SHORT TASK →
Do any lines in the data below contain "Asklē"? If so, copy every one of them.

Items listed in a dataset:

⟨

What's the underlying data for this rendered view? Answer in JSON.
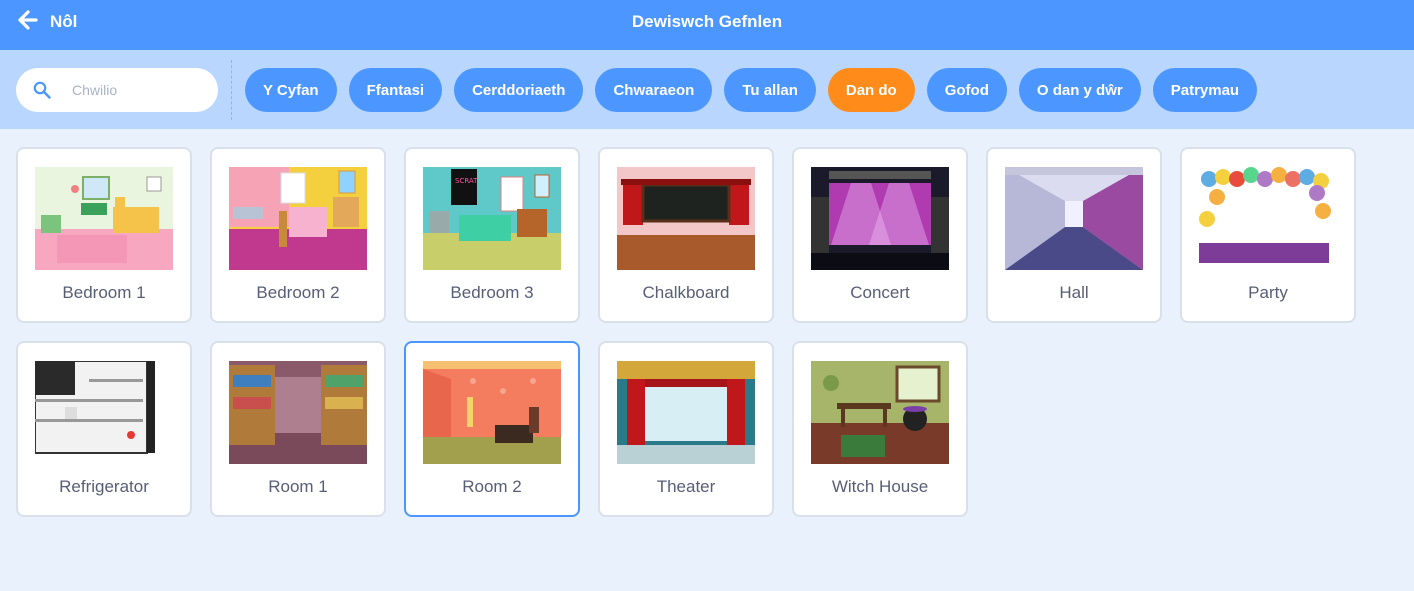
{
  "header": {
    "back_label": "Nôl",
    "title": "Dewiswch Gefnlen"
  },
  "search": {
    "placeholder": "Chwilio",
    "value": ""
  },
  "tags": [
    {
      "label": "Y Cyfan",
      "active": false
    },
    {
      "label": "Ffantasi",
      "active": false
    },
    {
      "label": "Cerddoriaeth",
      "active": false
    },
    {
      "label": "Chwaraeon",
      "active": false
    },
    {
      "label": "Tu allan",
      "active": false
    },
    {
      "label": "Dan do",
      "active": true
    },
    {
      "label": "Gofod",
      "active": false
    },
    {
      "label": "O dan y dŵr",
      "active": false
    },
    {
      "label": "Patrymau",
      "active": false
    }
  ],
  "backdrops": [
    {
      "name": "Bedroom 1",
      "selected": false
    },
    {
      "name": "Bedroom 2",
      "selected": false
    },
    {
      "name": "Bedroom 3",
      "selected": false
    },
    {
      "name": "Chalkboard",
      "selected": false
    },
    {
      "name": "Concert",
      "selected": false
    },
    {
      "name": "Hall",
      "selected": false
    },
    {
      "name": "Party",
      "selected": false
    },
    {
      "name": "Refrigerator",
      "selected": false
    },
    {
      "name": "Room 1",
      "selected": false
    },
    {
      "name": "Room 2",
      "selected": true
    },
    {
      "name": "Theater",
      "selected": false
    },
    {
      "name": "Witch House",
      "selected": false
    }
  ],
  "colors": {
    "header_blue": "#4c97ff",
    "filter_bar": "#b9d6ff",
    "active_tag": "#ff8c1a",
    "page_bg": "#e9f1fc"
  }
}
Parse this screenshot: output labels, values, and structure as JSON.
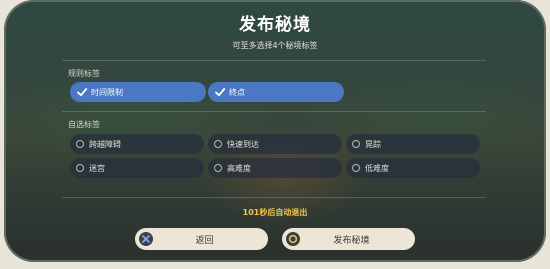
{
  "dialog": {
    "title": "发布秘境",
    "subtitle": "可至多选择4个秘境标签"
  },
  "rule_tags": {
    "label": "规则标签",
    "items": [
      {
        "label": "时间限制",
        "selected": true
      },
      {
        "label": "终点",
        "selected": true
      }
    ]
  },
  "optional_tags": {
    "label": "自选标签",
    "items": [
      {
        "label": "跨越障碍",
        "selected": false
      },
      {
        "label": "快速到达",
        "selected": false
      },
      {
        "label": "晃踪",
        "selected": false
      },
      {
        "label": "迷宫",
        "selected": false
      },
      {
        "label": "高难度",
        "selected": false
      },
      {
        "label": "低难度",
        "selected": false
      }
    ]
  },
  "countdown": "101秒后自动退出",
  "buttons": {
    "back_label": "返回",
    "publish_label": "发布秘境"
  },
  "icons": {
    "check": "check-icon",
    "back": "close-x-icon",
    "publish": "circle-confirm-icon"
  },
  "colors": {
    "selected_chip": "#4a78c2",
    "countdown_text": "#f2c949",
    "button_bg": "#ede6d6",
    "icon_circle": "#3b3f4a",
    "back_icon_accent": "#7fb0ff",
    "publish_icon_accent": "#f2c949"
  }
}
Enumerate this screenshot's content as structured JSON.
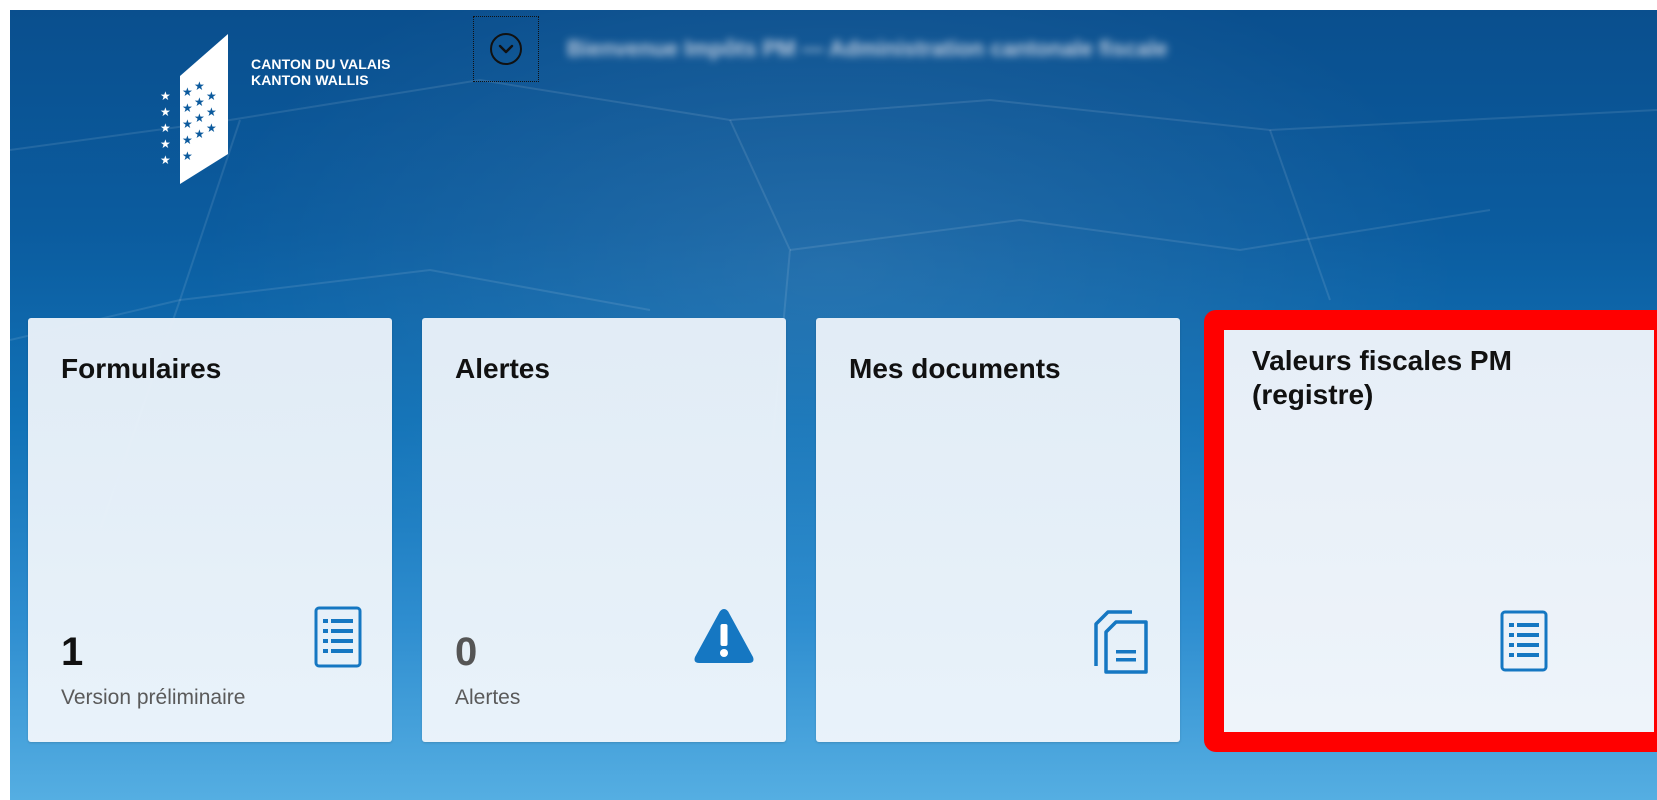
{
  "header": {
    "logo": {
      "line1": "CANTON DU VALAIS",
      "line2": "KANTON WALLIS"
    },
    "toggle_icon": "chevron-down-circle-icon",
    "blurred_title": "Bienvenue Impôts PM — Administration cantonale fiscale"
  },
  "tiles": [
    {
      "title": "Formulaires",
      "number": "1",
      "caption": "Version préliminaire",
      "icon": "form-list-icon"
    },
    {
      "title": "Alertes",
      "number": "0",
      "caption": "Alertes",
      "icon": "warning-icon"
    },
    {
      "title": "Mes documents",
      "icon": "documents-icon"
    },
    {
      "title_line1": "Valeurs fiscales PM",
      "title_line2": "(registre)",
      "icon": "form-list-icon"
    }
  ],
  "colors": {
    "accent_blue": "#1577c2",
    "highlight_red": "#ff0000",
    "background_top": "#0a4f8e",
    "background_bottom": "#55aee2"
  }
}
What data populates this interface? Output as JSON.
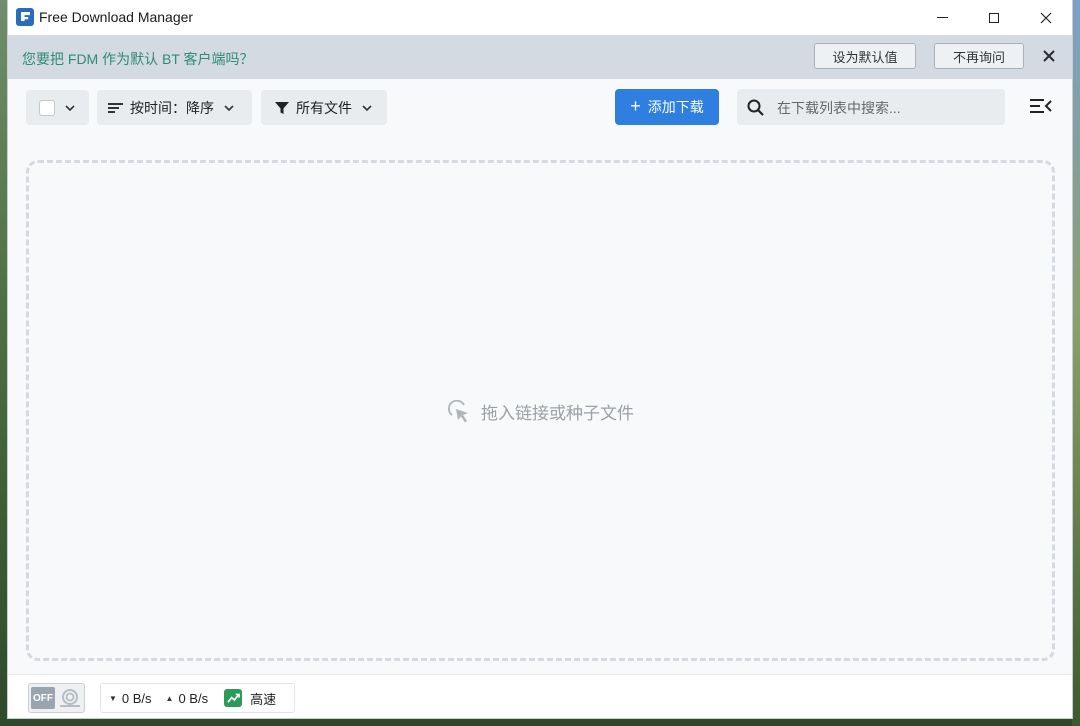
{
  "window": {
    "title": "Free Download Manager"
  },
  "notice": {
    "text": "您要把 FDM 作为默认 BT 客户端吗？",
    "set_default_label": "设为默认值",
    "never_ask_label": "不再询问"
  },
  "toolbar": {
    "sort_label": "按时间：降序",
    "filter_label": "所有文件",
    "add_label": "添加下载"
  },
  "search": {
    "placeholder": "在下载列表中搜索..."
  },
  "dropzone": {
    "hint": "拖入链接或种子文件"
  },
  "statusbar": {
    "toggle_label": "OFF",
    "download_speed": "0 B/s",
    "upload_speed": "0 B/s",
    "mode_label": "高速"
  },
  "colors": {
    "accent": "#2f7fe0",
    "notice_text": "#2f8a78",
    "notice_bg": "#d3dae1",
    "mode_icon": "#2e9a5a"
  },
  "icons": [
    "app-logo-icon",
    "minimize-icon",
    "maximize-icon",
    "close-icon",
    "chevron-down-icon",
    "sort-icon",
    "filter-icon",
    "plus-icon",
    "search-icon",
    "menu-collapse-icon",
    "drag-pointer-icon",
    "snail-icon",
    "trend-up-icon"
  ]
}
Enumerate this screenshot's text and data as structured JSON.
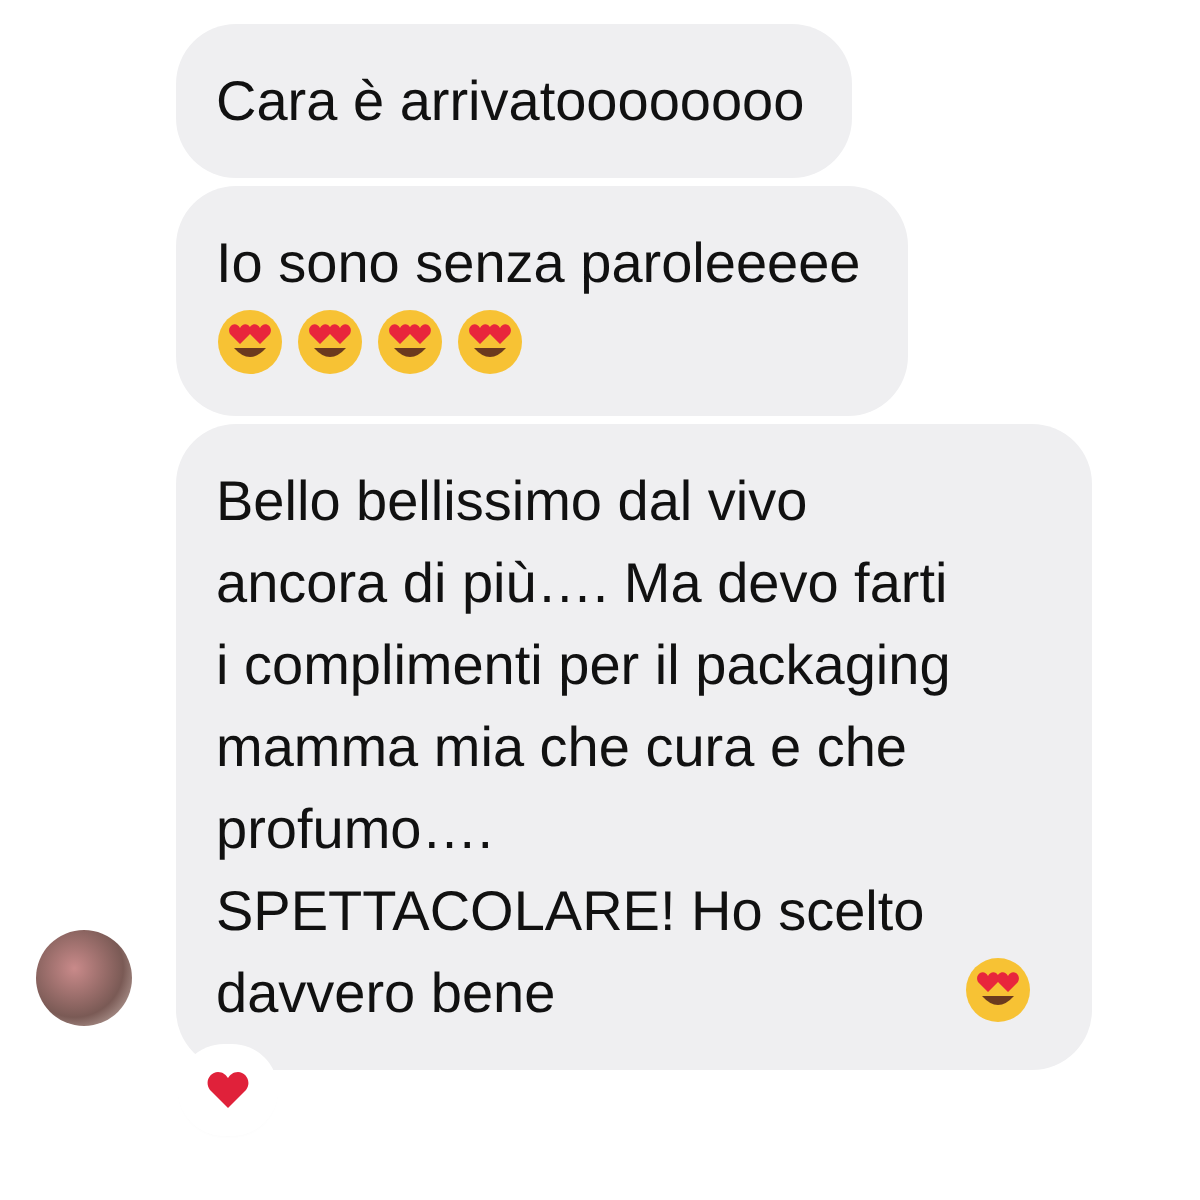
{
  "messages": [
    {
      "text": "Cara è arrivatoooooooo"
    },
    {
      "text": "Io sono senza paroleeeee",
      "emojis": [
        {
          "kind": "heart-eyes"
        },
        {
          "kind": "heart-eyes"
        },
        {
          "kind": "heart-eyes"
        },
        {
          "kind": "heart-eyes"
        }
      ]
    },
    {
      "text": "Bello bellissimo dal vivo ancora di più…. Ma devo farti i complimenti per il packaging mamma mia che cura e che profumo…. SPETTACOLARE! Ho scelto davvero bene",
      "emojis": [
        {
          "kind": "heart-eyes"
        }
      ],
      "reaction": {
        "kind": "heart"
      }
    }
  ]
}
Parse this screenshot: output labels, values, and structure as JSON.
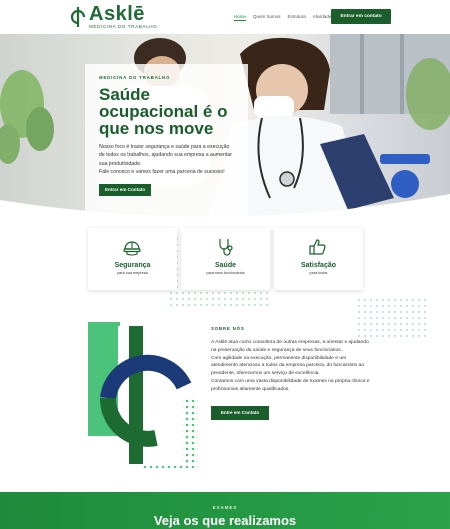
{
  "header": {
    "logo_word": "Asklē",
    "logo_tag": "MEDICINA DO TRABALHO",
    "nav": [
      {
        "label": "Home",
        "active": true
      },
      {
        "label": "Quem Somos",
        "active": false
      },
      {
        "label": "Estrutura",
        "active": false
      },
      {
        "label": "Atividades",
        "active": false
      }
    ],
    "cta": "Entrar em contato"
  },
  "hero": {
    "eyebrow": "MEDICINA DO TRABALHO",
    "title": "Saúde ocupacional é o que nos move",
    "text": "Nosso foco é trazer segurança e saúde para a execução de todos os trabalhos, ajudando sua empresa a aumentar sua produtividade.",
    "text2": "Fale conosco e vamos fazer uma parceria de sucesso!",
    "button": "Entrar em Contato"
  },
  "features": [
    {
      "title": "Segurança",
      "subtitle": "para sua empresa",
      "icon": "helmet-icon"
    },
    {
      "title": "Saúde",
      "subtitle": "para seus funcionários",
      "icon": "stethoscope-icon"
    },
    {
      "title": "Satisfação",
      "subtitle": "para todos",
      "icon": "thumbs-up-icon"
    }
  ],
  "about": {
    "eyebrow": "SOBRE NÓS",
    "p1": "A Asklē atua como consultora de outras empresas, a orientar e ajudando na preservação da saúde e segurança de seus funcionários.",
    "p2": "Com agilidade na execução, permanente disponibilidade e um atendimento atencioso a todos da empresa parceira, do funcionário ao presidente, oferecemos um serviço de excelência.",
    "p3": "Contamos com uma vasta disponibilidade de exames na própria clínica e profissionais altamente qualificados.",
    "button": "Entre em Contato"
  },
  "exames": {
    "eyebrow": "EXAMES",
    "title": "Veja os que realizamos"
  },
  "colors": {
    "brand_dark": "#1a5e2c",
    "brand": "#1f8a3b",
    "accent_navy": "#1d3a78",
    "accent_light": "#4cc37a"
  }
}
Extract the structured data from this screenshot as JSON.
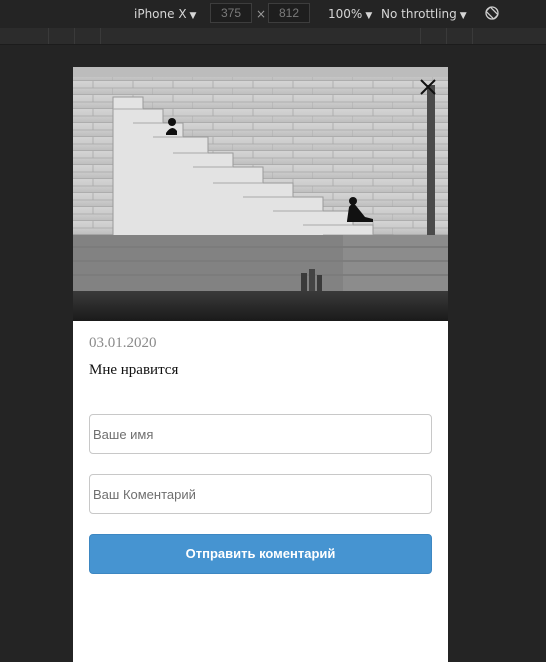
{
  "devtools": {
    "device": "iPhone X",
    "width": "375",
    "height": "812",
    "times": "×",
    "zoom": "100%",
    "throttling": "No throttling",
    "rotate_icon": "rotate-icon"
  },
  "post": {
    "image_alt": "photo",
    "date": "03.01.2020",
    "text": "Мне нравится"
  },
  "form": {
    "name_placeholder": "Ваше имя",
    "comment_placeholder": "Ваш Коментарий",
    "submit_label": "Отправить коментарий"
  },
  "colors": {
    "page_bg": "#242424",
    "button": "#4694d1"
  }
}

⟩

RESULT →
    "logo_word": "Asklē",
    "p1": "A Asklē atua como consultora de outras empresas, a orientar e ajudando na preservação da saúde e segurança de seus funcionários.",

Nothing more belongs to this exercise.